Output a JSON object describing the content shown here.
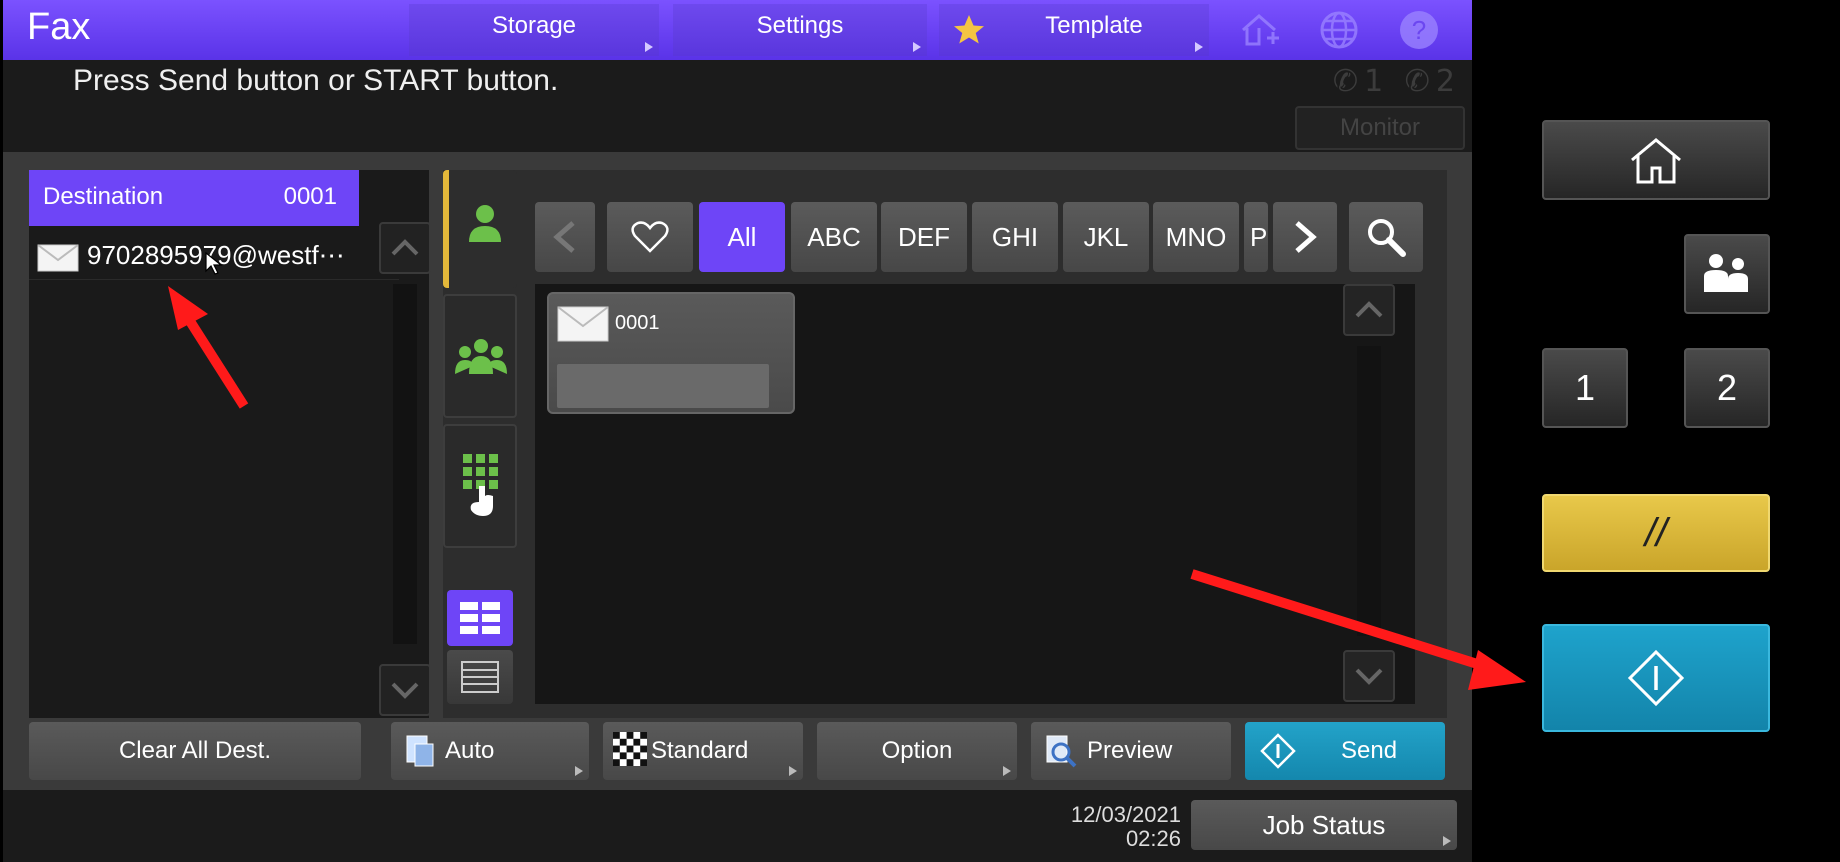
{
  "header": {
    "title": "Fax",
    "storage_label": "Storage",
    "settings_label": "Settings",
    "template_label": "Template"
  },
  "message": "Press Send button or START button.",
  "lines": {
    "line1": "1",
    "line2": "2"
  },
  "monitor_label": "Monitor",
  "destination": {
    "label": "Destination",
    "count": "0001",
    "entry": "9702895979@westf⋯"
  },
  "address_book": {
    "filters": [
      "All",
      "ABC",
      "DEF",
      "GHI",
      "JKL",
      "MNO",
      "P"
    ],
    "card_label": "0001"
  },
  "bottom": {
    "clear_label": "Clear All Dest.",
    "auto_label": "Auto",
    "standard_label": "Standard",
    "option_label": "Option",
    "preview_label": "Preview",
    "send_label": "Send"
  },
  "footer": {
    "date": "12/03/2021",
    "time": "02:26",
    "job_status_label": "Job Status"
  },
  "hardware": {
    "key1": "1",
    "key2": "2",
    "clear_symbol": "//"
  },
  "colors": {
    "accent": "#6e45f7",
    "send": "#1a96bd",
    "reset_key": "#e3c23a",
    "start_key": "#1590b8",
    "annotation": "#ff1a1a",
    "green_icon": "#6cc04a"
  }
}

---+---

◆ **Task description**
Set the pictures aside and transcribe the data above exactly.

◆ **Response**
Output a JSON object describing the content shown here.
{
  "header": {
    "title": "Fax",
    "storage_label": "Storage",
    "settings_label": "Settings",
    "template_label": "Template"
  },
  "message": "Press Send button or START button.",
  "lines": {
    "line1": "1",
    "line2": "2"
  },
  "monitor_label": "Monitor",
  "destination": {
    "label": "Destination",
    "count": "0001",
    "entry": "9702895979@westf⋯"
  },
  "address_book": {
    "filters": [
      "All",
      "ABC",
      "DEF",
      "GHI",
      "JKL",
      "MNO",
      "P"
    ],
    "card_label": "0001"
  },
  "bottom": {
    "clear_label": "Clear All Dest.",
    "auto_label": "Auto",
    "standard_label": "Standard",
    "option_label": "Option",
    "preview_label": "Preview",
    "send_label": "Send"
  },
  "footer": {
    "date": "12/03/2021",
    "time": "02:26",
    "job_status_label": "Job Status"
  },
  "hardware": {
    "key1": "1",
    "key2": "2",
    "clear_symbol": "//"
  },
  "colors": {
    "accent": "#6e45f7",
    "send": "#1a96bd",
    "reset_key": "#e3c23a",
    "start_key": "#1590b8",
    "annotation": "#ff1a1a",
    "green_icon": "#6cc04a"
  }
}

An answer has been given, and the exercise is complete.